* _Required task_:
Comb through the entries for "Thermophysical" and pull out each line that holds it.

* _Source data_:
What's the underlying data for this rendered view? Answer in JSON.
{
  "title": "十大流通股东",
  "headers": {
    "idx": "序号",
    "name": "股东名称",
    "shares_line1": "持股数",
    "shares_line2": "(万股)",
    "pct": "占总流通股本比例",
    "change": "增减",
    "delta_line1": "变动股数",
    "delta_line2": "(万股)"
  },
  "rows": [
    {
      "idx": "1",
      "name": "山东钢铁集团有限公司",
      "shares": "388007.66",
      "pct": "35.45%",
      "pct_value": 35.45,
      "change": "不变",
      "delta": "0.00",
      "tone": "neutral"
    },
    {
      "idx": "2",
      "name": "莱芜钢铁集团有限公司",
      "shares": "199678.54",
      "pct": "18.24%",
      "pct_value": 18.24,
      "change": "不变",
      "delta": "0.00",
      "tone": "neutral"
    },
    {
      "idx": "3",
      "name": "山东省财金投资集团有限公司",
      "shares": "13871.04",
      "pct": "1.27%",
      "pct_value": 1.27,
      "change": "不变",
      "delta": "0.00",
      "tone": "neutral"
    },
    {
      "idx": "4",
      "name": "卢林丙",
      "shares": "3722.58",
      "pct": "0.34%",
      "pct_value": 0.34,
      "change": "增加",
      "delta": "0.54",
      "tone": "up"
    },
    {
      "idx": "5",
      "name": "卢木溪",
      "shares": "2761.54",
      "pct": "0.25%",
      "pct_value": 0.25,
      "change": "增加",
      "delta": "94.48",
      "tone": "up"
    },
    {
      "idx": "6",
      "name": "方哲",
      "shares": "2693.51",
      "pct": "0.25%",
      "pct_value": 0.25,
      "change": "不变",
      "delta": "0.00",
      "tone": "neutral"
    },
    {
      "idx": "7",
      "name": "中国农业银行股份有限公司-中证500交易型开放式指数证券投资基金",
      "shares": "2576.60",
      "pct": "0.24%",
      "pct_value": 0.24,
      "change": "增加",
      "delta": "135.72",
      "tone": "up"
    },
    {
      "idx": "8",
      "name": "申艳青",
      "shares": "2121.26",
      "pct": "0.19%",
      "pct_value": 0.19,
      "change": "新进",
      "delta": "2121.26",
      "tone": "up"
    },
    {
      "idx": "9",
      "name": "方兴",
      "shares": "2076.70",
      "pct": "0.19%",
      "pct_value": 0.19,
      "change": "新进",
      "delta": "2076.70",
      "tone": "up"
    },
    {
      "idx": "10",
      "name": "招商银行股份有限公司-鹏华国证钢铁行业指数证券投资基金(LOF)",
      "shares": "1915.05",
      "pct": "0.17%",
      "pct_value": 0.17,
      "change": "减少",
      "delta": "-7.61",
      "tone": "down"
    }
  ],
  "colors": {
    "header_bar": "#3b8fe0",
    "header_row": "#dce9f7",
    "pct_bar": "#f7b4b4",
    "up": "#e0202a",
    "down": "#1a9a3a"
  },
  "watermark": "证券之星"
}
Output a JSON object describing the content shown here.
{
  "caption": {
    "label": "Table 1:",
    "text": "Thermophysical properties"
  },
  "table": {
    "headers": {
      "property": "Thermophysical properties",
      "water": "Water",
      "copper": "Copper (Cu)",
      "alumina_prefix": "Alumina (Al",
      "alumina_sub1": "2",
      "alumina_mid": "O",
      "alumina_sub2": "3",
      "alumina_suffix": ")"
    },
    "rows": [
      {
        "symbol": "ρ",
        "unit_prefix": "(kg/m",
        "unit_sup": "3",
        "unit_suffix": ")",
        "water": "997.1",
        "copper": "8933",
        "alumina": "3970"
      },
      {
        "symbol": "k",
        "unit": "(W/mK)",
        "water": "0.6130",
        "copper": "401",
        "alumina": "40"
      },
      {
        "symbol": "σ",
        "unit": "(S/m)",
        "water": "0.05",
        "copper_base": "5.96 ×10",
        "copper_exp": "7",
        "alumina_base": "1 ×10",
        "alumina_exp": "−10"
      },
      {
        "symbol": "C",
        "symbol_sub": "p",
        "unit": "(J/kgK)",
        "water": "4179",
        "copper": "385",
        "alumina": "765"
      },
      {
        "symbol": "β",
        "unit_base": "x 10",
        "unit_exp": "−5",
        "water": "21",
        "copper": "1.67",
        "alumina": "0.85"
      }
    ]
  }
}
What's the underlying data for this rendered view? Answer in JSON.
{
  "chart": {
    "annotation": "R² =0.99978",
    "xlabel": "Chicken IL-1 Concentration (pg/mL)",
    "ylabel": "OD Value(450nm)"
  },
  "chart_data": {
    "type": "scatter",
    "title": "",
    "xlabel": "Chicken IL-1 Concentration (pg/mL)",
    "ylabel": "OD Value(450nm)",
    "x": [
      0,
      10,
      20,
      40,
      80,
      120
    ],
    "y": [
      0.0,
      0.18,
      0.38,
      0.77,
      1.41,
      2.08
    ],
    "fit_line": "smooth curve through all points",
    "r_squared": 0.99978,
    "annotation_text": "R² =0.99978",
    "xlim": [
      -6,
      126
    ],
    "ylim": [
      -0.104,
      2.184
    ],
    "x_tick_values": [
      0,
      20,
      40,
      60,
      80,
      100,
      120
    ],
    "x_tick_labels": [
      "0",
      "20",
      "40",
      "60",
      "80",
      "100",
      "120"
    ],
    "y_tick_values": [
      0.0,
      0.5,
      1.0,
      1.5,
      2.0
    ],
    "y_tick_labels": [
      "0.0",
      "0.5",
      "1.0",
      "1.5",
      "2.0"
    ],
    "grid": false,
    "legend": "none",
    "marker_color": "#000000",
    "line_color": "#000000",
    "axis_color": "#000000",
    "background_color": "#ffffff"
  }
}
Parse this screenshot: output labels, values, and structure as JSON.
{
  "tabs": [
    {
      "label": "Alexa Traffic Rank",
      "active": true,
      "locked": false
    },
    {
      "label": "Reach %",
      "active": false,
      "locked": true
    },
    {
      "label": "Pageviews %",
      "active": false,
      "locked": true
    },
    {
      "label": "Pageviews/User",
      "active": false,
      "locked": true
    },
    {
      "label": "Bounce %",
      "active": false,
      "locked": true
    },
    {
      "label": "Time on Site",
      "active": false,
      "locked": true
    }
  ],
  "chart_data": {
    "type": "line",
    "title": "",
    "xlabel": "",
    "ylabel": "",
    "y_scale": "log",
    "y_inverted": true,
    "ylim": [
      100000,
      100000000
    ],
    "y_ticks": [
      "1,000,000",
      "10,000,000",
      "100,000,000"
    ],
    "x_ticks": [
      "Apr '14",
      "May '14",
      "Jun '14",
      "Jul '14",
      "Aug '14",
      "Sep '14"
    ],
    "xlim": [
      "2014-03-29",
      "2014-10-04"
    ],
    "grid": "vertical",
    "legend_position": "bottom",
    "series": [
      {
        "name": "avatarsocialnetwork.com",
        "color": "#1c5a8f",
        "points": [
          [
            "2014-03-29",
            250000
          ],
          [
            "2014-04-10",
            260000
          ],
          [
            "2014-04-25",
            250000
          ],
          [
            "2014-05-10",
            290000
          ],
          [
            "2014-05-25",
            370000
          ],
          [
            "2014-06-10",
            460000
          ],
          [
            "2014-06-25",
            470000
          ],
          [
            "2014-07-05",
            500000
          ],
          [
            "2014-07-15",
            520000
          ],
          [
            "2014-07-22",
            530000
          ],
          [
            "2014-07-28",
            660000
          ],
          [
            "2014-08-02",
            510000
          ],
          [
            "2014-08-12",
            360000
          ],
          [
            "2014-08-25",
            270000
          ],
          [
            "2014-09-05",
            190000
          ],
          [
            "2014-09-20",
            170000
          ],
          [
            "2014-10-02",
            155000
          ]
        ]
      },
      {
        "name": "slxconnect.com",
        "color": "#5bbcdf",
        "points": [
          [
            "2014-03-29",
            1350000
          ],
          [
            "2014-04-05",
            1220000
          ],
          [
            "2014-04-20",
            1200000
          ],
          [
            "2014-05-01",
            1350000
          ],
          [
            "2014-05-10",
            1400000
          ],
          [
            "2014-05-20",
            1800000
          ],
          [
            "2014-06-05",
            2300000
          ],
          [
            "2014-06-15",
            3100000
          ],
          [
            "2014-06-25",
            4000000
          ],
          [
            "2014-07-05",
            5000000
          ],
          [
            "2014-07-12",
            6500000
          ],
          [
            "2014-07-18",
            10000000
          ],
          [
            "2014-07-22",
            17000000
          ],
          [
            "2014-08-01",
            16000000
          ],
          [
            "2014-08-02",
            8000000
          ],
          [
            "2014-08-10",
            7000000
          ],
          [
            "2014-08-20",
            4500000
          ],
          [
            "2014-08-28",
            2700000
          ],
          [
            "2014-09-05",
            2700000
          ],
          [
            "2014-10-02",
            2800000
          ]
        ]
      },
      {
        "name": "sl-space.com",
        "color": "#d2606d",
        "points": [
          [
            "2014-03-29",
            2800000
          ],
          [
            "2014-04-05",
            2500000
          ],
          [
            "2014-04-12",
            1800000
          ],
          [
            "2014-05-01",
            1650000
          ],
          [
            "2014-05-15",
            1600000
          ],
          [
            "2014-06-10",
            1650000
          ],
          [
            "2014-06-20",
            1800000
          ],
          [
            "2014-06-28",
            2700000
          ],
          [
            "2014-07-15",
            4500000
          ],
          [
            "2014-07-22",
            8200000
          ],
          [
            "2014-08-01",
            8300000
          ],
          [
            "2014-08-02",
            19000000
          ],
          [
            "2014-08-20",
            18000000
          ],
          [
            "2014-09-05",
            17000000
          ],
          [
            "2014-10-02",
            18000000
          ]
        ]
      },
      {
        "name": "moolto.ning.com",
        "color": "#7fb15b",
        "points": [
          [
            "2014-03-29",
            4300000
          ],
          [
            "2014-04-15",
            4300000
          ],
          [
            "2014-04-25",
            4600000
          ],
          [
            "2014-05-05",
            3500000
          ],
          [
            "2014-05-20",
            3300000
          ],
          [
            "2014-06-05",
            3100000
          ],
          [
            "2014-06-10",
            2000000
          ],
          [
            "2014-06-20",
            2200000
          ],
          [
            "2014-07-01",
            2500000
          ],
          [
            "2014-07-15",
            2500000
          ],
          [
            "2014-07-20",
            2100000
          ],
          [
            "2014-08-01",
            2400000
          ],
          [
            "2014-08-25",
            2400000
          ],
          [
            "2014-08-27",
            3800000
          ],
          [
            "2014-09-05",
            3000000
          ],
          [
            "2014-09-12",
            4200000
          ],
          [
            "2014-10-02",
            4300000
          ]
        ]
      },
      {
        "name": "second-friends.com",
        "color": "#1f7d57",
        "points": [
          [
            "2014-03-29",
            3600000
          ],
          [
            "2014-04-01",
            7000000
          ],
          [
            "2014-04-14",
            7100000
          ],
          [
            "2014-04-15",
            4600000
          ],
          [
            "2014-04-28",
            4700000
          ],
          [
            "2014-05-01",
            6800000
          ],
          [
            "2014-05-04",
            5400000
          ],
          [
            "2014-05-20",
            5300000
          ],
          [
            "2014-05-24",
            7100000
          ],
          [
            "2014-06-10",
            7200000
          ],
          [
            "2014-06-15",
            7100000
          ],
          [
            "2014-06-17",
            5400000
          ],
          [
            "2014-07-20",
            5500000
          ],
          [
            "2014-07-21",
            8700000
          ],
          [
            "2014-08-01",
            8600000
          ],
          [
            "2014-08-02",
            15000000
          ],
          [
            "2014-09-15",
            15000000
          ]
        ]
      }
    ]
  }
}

* _Response_:
    "text": "Thermophysical properties"
      "property": "Thermophysical properties",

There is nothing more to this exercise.